→ Exercise: Reproduce the records below exactly as they appear.

--- begin Data records ---

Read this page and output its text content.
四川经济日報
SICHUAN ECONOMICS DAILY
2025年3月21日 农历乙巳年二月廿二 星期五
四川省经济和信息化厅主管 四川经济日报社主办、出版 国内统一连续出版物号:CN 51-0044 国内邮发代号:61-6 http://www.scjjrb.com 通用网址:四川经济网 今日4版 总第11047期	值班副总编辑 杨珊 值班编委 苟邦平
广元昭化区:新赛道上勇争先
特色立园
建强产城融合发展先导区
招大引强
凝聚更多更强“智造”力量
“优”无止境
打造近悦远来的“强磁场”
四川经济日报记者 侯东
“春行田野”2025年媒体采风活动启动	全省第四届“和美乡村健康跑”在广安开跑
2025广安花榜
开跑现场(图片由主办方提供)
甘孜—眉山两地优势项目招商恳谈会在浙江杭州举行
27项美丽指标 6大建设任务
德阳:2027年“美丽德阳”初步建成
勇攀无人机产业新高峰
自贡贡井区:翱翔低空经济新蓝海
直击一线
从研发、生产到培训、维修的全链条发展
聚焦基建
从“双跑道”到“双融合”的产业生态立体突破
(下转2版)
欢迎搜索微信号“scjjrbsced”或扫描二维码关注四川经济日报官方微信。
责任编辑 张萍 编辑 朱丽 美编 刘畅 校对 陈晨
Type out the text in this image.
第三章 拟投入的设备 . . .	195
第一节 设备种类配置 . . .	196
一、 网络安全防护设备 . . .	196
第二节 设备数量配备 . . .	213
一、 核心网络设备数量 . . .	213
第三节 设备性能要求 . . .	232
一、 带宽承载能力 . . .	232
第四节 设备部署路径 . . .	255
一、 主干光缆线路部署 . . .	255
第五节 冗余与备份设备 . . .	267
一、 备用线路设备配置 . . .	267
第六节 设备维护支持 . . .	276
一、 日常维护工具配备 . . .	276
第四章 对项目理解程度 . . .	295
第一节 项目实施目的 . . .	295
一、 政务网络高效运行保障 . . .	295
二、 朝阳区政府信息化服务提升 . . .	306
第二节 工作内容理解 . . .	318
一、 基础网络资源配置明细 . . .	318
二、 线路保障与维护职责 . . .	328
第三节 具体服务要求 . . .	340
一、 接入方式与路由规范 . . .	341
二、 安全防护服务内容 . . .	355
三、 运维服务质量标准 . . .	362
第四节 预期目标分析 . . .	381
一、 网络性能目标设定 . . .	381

--- end Data records ---

→ Answer to the problem:
Read this page and output its text content.
四川经济日報
SICHUAN ECONOMICS DAILY
2025年3月21日 农历乙巳年二月廿二 星期五
四川省经济和信息化厅主管 四川经济日报社主办、出版 国内统一连续出版物号:CN 51-0044 国内邮发代号:61-6 http://www.scjjrb.com 通用网址:四川经济网 今日4版 总第11047期	值班副总编辑 杨珊 值班编委 苟邦平
广元昭化区:新赛道上勇争先
特色立园
建强产城融合发展先导区
招大引强
凝聚更多更强“智造”力量
“优”无止境
打造近悦远来的“强磁场”
四川经济日报记者 侯东
“春行田野”2025年媒体采风活动启动	全省第四届“和美乡村健康跑”在广安开跑
2025广安花榜
开跑现场(图片由主办方提供)
甘孜—眉山两地优势项目招商恳谈会在浙江杭州举行
27项美丽指标 6大建设任务
德阳:2027年“美丽德阳”初步建成
勇攀无人机产业新高峰
自贡贡井区:翱翔低空经济新蓝海
直击一线
从研发、生产到培训、维修的全链条发展
聚焦基建
从“双跑道”到“双融合”的产业生态立体突破
(下转2版)
欢迎搜索微信号“scjjrbsced”或扫描二维码关注四川经济日报官方微信。
责任编辑 张萍 编辑 朱丽 美编 刘畅 校对 陈晨
Type out the text in this image.
第三章 拟投入的设备 . . .	195
第一节 设备种类配置 . . .	196
一、 网络安全防护设备 . . .	196
第二节 设备数量配备 . . .	213
一、 核心网络设备数量 . . .	213
第三节 设备性能要求 . . .	232
一、 带宽承载能力 . . .	232
第四节 设备部署路径 . . .	255
一、 主干光缆线路部署 . . .	255
第五节 冗余与备份设备 . . .	267
一、 备用线路设备配置 . . .	267
第六节 设备维护支持 . . .	276
一、 日常维护工具配备 . . .	276
第四章 对项目理解程度 . . .	295
第一节 项目实施目的 . . .	295
一、 政务网络高效运行保障 . . .	295
二、 朝阳区政府信息化服务提升 . . .	306
第二节 工作内容理解 . . .	318
一、 基础网络资源配置明细 . . .	318
二、 线路保障与维护职责 . . .	328
第三节 具体服务要求 . . .	340
一、 接入方式与路由规范 . . .	341
二、 安全防护服务内容 . . .	355
三、 运维服务质量标准 . . .	362
第四节 预期目标分析 . . .	381
一、 网络性能目标设定 . . .	381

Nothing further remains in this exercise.